§ Data for this task
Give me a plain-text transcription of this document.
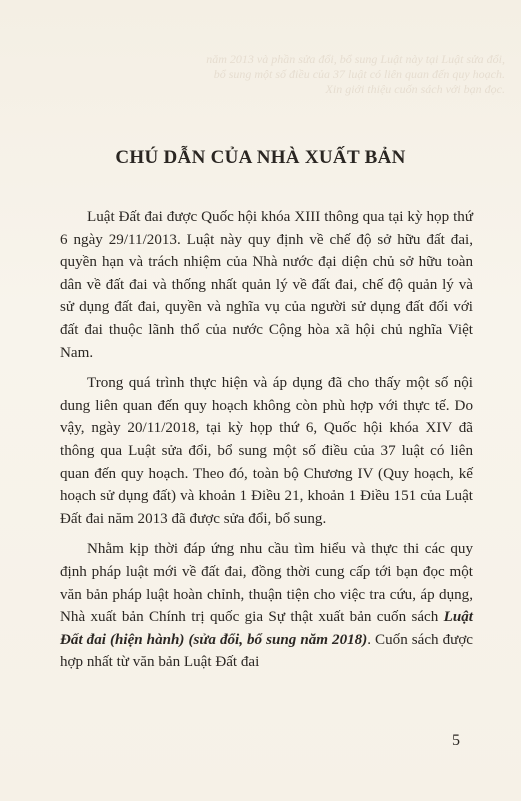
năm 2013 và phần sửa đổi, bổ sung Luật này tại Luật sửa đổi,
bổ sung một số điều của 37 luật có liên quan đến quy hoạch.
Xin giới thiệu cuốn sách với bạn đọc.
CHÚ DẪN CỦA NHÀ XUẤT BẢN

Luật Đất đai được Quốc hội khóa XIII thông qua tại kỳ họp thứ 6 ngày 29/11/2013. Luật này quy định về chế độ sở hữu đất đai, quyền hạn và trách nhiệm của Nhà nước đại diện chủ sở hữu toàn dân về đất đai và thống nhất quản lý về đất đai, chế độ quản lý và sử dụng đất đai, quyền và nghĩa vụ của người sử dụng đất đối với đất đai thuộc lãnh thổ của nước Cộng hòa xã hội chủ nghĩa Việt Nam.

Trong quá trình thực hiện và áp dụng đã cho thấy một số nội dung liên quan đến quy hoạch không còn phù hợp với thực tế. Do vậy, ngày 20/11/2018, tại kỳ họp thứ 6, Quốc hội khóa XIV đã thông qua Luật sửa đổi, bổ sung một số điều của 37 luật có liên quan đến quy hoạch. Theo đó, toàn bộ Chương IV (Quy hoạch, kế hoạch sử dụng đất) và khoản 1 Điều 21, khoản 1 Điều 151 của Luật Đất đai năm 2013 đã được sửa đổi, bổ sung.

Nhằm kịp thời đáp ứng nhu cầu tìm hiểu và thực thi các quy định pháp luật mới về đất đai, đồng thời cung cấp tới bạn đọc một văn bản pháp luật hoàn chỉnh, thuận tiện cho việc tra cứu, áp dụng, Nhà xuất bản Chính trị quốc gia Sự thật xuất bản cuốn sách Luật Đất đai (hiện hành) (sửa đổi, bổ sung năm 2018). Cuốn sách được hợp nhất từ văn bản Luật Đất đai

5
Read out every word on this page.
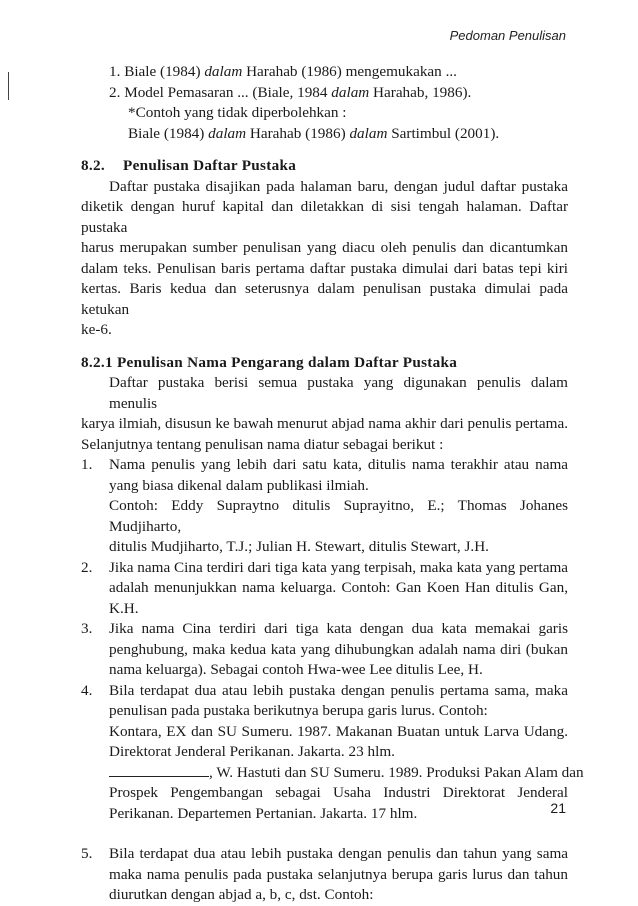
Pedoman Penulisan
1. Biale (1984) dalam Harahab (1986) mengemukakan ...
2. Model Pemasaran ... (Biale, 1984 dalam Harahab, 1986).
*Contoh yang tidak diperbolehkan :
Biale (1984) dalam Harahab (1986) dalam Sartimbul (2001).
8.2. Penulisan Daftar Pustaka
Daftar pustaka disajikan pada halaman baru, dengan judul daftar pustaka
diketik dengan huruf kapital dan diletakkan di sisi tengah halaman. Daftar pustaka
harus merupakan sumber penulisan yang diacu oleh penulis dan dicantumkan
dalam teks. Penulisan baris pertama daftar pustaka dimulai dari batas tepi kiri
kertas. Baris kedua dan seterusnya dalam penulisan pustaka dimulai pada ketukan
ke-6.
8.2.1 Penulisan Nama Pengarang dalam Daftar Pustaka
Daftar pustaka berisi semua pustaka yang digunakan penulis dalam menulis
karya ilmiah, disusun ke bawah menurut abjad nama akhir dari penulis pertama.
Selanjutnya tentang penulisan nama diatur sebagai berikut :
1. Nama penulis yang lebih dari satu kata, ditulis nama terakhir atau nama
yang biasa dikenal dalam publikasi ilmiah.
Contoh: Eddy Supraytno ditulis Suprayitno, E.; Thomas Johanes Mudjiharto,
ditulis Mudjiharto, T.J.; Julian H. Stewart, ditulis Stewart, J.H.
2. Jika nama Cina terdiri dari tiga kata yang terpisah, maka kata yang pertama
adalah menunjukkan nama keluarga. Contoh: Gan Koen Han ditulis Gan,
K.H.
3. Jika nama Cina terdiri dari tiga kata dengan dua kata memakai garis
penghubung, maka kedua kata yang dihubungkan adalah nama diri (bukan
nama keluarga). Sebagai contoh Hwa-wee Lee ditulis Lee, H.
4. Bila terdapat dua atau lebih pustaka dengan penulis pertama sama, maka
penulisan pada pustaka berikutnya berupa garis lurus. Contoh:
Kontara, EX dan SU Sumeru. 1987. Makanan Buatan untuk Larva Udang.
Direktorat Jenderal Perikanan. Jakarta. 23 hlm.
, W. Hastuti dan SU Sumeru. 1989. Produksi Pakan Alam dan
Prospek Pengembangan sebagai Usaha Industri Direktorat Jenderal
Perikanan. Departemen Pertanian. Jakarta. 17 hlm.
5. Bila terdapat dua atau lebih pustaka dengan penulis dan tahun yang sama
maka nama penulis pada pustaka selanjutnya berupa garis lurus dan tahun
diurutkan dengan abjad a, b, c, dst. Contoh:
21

§ Problem details
Restate every record exactly, please; do not copy the pictures.

§ Final answer
Give me a plain-text transcription of this document.
năm 2013 và phần sửa đổi, bổ sung Luật này tại Luật sửa đổi,
bổ sung một số điều của 37 luật có liên quan đến quy hoạch.
Xin giới thiệu cuốn sách với bạn đọc.
CHÚ DẪN CỦA NHÀ XUẤT BẢN

Luật Đất đai được Quốc hội khóa XIII thông qua tại kỳ họp thứ 6 ngày 29/11/2013. Luật này quy định về chế độ sở hữu đất đai, quyền hạn và trách nhiệm của Nhà nước đại diện chủ sở hữu toàn dân về đất đai và thống nhất quản lý về đất đai, chế độ quản lý và sử dụng đất đai, quyền và nghĩa vụ của người sử dụng đất đối với đất đai thuộc lãnh thổ của nước Cộng hòa xã hội chủ nghĩa Việt Nam.

Trong quá trình thực hiện và áp dụng đã cho thấy một số nội dung liên quan đến quy hoạch không còn phù hợp với thực tế. Do vậy, ngày 20/11/2018, tại kỳ họp thứ 6, Quốc hội khóa XIV đã thông qua Luật sửa đổi, bổ sung một số điều của 37 luật có liên quan đến quy hoạch. Theo đó, toàn bộ Chương IV (Quy hoạch, kế hoạch sử dụng đất) và khoản 1 Điều 21, khoản 1 Điều 151 của Luật Đất đai năm 2013 đã được sửa đổi, bổ sung.

Nhằm kịp thời đáp ứng nhu cầu tìm hiểu và thực thi các quy định pháp luật mới về đất đai, đồng thời cung cấp tới bạn đọc một văn bản pháp luật hoàn chỉnh, thuận tiện cho việc tra cứu, áp dụng, Nhà xuất bản Chính trị quốc gia Sự thật xuất bản cuốn sách Luật Đất đai (hiện hành) (sửa đổi, bổ sung năm 2018). Cuốn sách được hợp nhất từ văn bản Luật Đất đai

5
Read out every word on this page.
Pedoman Penulisan
1. Biale (1984) dalam Harahab (1986) mengemukakan ...
2. Model Pemasaran ... (Biale, 1984 dalam Harahab, 1986).
*Contoh yang tidak diperbolehkan :
Biale (1984) dalam Harahab (1986) dalam Sartimbul (2001).
8.2. Penulisan Daftar Pustaka
Daftar pustaka disajikan pada halaman baru, dengan judul daftar pustaka
diketik dengan huruf kapital dan diletakkan di sisi tengah halaman. Daftar pustaka
harus merupakan sumber penulisan yang diacu oleh penulis dan dicantumkan
dalam teks. Penulisan baris pertama daftar pustaka dimulai dari batas tepi kiri
kertas. Baris kedua dan seterusnya dalam penulisan pustaka dimulai pada ketukan
ke-6.
8.2.1 Penulisan Nama Pengarang dalam Daftar Pustaka
Daftar pustaka berisi semua pustaka yang digunakan penulis dalam menulis
karya ilmiah, disusun ke bawah menurut abjad nama akhir dari penulis pertama.
Selanjutnya tentang penulisan nama diatur sebagai berikut :
1. Nama penulis yang lebih dari satu kata, ditulis nama terakhir atau nama
yang biasa dikenal dalam publikasi ilmiah.
Contoh: Eddy Supraytno ditulis Suprayitno, E.; Thomas Johanes Mudjiharto,
ditulis Mudjiharto, T.J.; Julian H. Stewart, ditulis Stewart, J.H.
2. Jika nama Cina terdiri dari tiga kata yang terpisah, maka kata yang pertama
adalah menunjukkan nama keluarga. Contoh: Gan Koen Han ditulis Gan,
K.H.
3. Jika nama Cina terdiri dari tiga kata dengan dua kata memakai garis
penghubung, maka kedua kata yang dihubungkan adalah nama diri (bukan
nama keluarga). Sebagai contoh Hwa-wee Lee ditulis Lee, H.
4. Bila terdapat dua atau lebih pustaka dengan penulis pertama sama, maka
penulisan pada pustaka berikutnya berupa garis lurus. Contoh:
Kontara, EX dan SU Sumeru. 1987. Makanan Buatan untuk Larva Udang.
Direktorat Jenderal Perikanan. Jakarta. 23 hlm.
, W. Hastuti dan SU Sumeru. 1989. Produksi Pakan Alam dan
Prospek Pengembangan sebagai Usaha Industri Direktorat Jenderal
Perikanan. Departemen Pertanian. Jakarta. 17 hlm.
5. Bila terdapat dua atau lebih pustaka dengan penulis dan tahun yang sama
maka nama penulis pada pustaka selanjutnya berupa garis lurus dan tahun
diurutkan dengan abjad a, b, c, dst. Contoh:
21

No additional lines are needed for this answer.